▶ **Task prompt**: Would you repeat the listing exactly but omit every picture?

▶ **Extracted records**:

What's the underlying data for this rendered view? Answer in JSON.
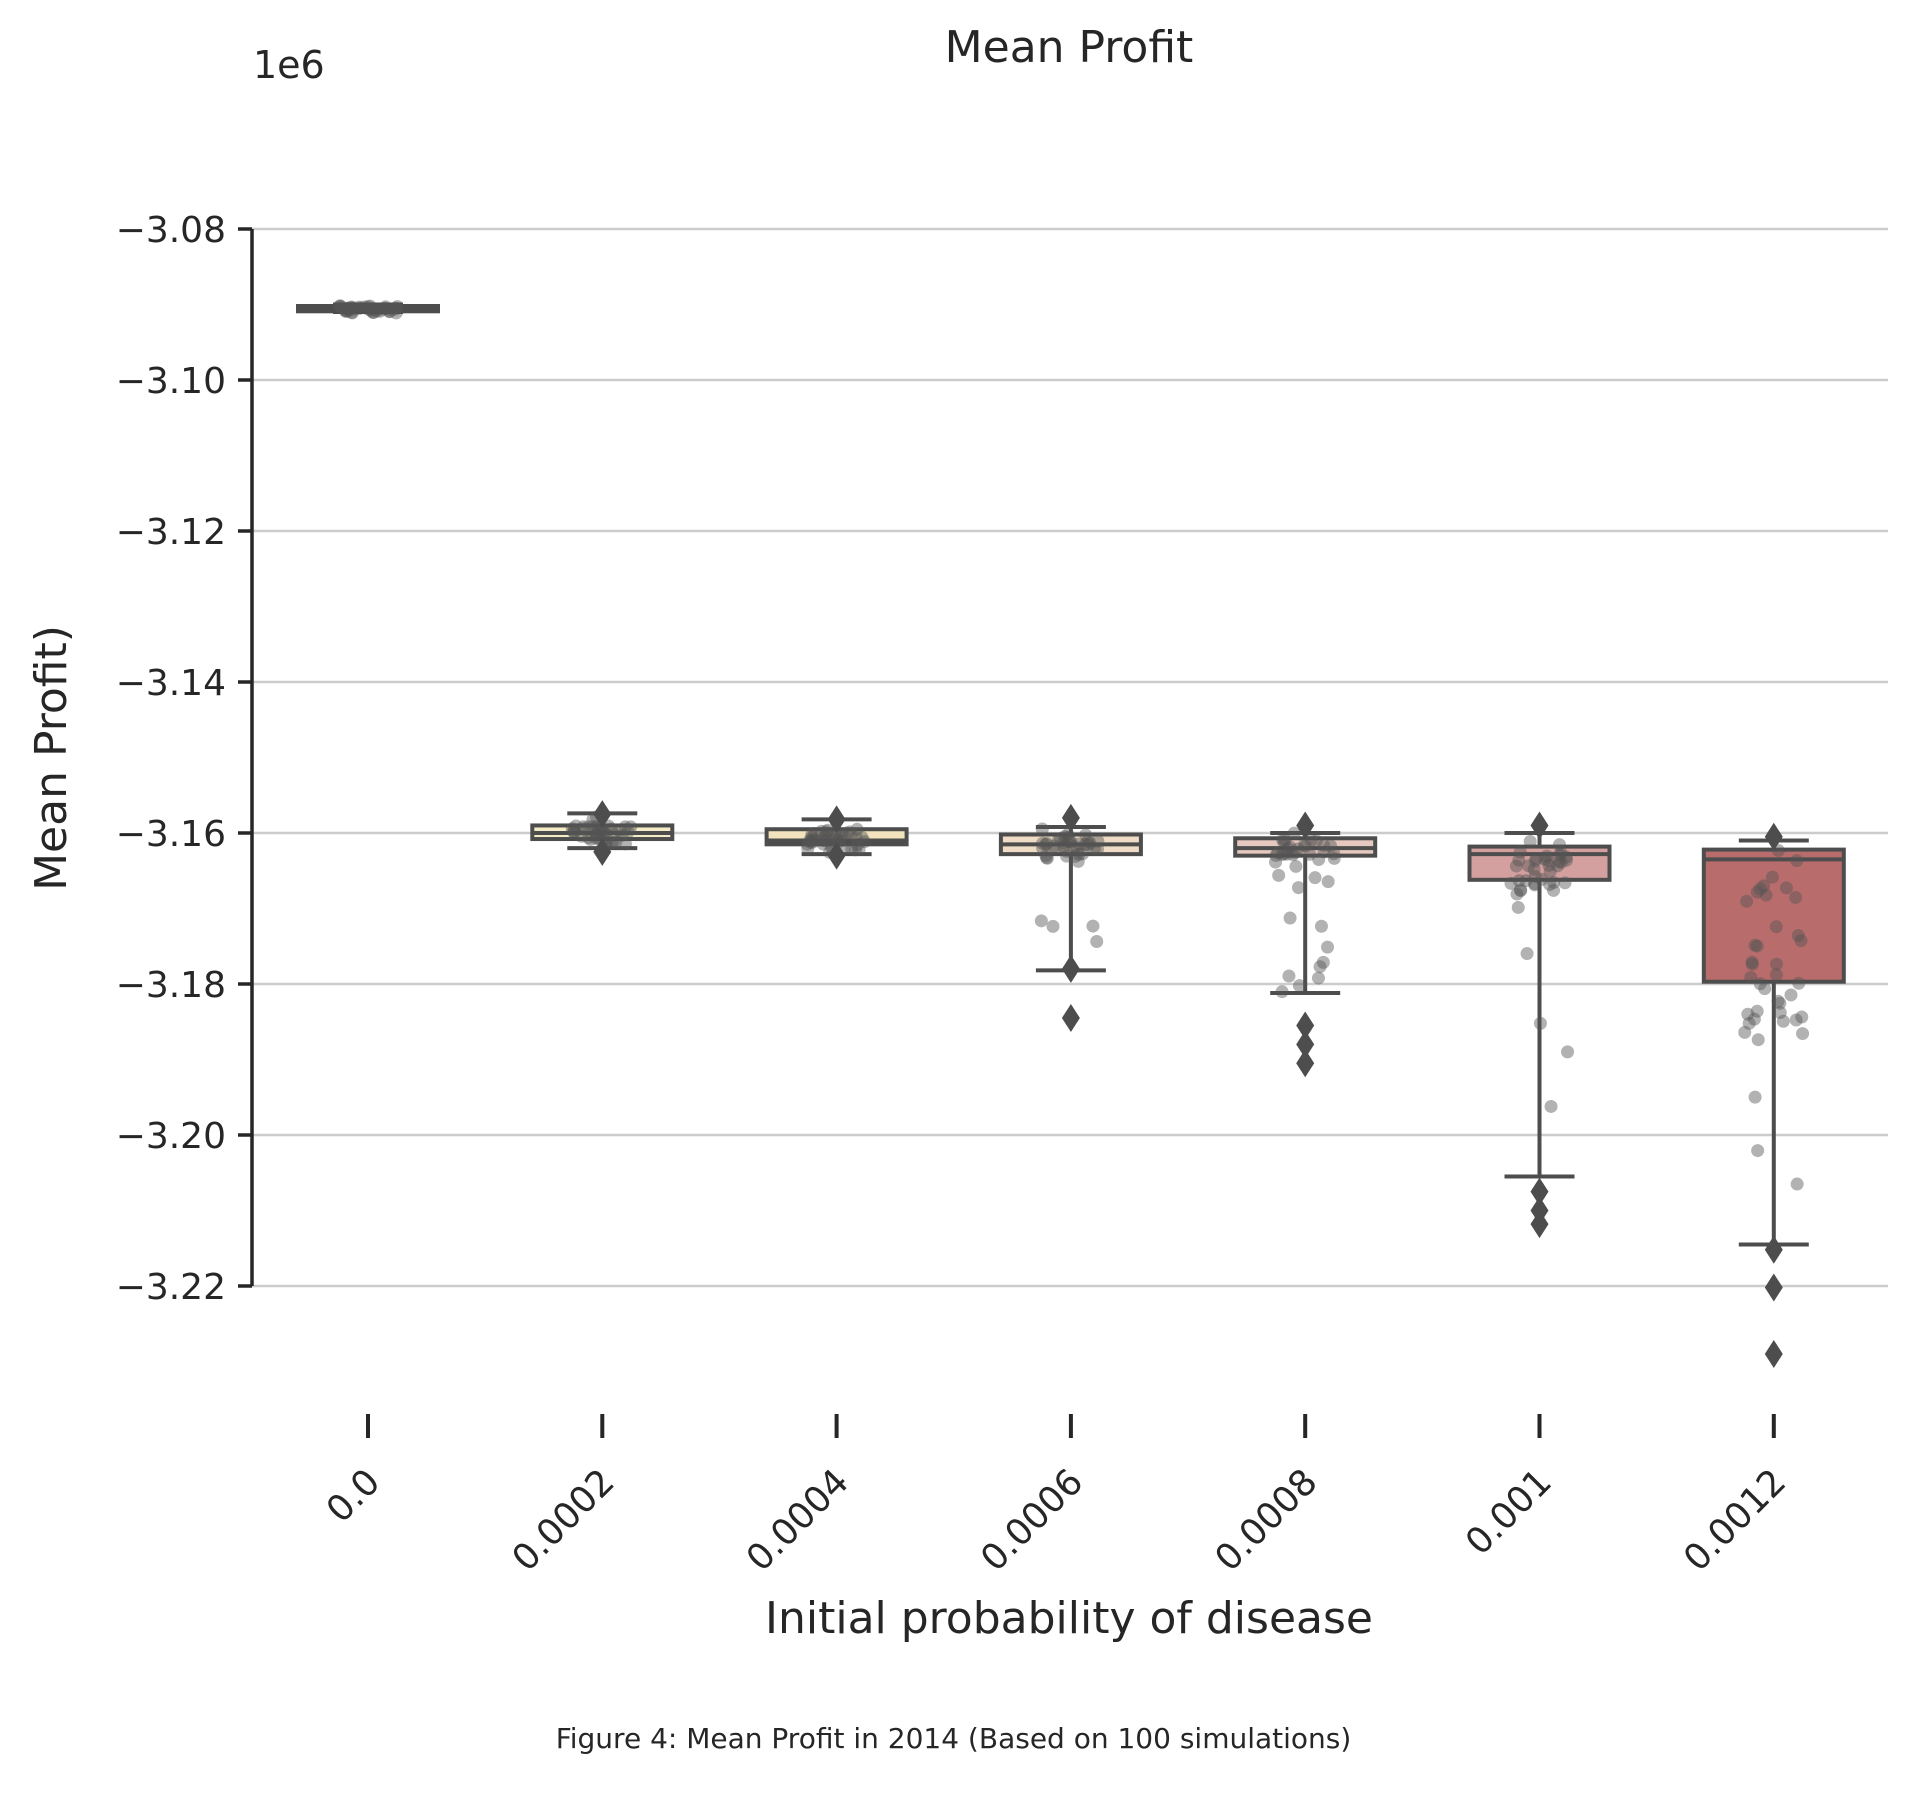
{
  "chart_data": {
    "type": "box",
    "title": "Mean Profit",
    "xlabel": "Initial probability of disease",
    "ylabel": "Mean Profit)",
    "offset_label": "1e6",
    "categories": [
      "0.0",
      "0.0002",
      "0.0004",
      "0.0006",
      "0.0008",
      "0.001",
      "0.0012"
    ],
    "yticks": [
      -3.08,
      -3.1,
      -3.12,
      -3.14,
      -3.16,
      -3.18,
      -3.2,
      -3.22
    ],
    "ytick_labels": [
      "−3.08",
      "−3.10",
      "−3.12",
      "−3.14",
      "−3.16",
      "−3.18",
      "−3.20",
      "−3.22"
    ],
    "ylim": [
      -3.2355,
      -3.063
    ],
    "grid": "horizontal",
    "scale_note": "values in units of 1e6",
    "series": [
      {
        "category": "0.0",
        "median": -3.0906,
        "q1": -3.0909,
        "q3": -3.0902,
        "whisker_low": -3.091,
        "whisker_high": -3.09,
        "outliers": [],
        "color": "#c5e5a8"
      },
      {
        "category": "0.0002",
        "median": -3.16,
        "q1": -3.1608,
        "q3": -3.159,
        "whisker_low": -3.162,
        "whisker_high": -3.1574,
        "outliers": [
          -3.1575,
          -3.1625
        ],
        "color": "#f3ecc6"
      },
      {
        "category": "0.0004",
        "median": -3.161,
        "q1": -3.1615,
        "q3": -3.1595,
        "whisker_low": -3.1628,
        "whisker_high": -3.1582,
        "outliers": [
          -3.1582,
          -3.163
        ],
        "color": "#f2e2bd"
      },
      {
        "category": "0.0006",
        "median": -3.1615,
        "q1": -3.1628,
        "q3": -3.1602,
        "whisker_low": -3.1782,
        "whisker_high": -3.1592,
        "outliers": [
          -3.178,
          -3.1845,
          -3.158
        ],
        "color": "#efdcc6"
      },
      {
        "category": "0.0008",
        "median": -3.162,
        "q1": -3.163,
        "q3": -3.1607,
        "whisker_low": -3.1812,
        "whisker_high": -3.16,
        "outliers": [
          -3.1855,
          -3.188,
          -3.1905,
          -3.159
        ],
        "color": "#e5c8bf"
      },
      {
        "category": "0.001",
        "median": -3.1628,
        "q1": -3.1662,
        "q3": -3.1618,
        "whisker_low": -3.2055,
        "whisker_high": -3.16,
        "outliers": [
          -3.2075,
          -3.21,
          -3.2118,
          -3.159
        ],
        "color": "#d4a09f"
      },
      {
        "category": "0.0012",
        "median": -3.1635,
        "q1": -3.1797,
        "q3": -3.1622,
        "whisker_low": -3.2145,
        "whisker_high": -3.161,
        "outliers": [
          -3.2152,
          -3.2202,
          -3.229,
          -3.1605
        ],
        "color": "#b86d6c"
      }
    ]
  },
  "caption": "Figure 4: Mean Profit in 2014 (Based on 100 simulations)"
}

▶ **Answer for this exercise**:
What's the underlying data for this rendered view? Answer in JSON.
{
  "chart_data": {
    "type": "box",
    "title": "Mean Profit",
    "xlabel": "Initial probability of disease",
    "ylabel": "Mean Profit)",
    "offset_label": "1e6",
    "categories": [
      "0.0",
      "0.0002",
      "0.0004",
      "0.0006",
      "0.0008",
      "0.001",
      "0.0012"
    ],
    "yticks": [
      -3.08,
      -3.1,
      -3.12,
      -3.14,
      -3.16,
      -3.18,
      -3.2,
      -3.22
    ],
    "ytick_labels": [
      "−3.08",
      "−3.10",
      "−3.12",
      "−3.14",
      "−3.16",
      "−3.18",
      "−3.20",
      "−3.22"
    ],
    "ylim": [
      -3.2355,
      -3.063
    ],
    "grid": "horizontal",
    "scale_note": "values in units of 1e6",
    "series": [
      {
        "category": "0.0",
        "median": -3.0906,
        "q1": -3.0909,
        "q3": -3.0902,
        "whisker_low": -3.091,
        "whisker_high": -3.09,
        "outliers": [],
        "color": "#c5e5a8"
      },
      {
        "category": "0.0002",
        "median": -3.16,
        "q1": -3.1608,
        "q3": -3.159,
        "whisker_low": -3.162,
        "whisker_high": -3.1574,
        "outliers": [
          -3.1575,
          -3.1625
        ],
        "color": "#f3ecc6"
      },
      {
        "category": "0.0004",
        "median": -3.161,
        "q1": -3.1615,
        "q3": -3.1595,
        "whisker_low": -3.1628,
        "whisker_high": -3.1582,
        "outliers": [
          -3.1582,
          -3.163
        ],
        "color": "#f2e2bd"
      },
      {
        "category": "0.0006",
        "median": -3.1615,
        "q1": -3.1628,
        "q3": -3.1602,
        "whisker_low": -3.1782,
        "whisker_high": -3.1592,
        "outliers": [
          -3.178,
          -3.1845,
          -3.158
        ],
        "color": "#efdcc6"
      },
      {
        "category": "0.0008",
        "median": -3.162,
        "q1": -3.163,
        "q3": -3.1607,
        "whisker_low": -3.1812,
        "whisker_high": -3.16,
        "outliers": [
          -3.1855,
          -3.188,
          -3.1905,
          -3.159
        ],
        "color": "#e5c8bf"
      },
      {
        "category": "0.001",
        "median": -3.1628,
        "q1": -3.1662,
        "q3": -3.1618,
        "whisker_low": -3.2055,
        "whisker_high": -3.16,
        "outliers": [
          -3.2075,
          -3.21,
          -3.2118,
          -3.159
        ],
        "color": "#d4a09f"
      },
      {
        "category": "0.0012",
        "median": -3.1635,
        "q1": -3.1797,
        "q3": -3.1622,
        "whisker_low": -3.2145,
        "whisker_high": -3.161,
        "outliers": [
          -3.2152,
          -3.2202,
          -3.229,
          -3.1605
        ],
        "color": "#b86d6c"
      }
    ]
  },
  "caption": "Figure 4: Mean Profit in 2014 (Based on 100 simulations)"
}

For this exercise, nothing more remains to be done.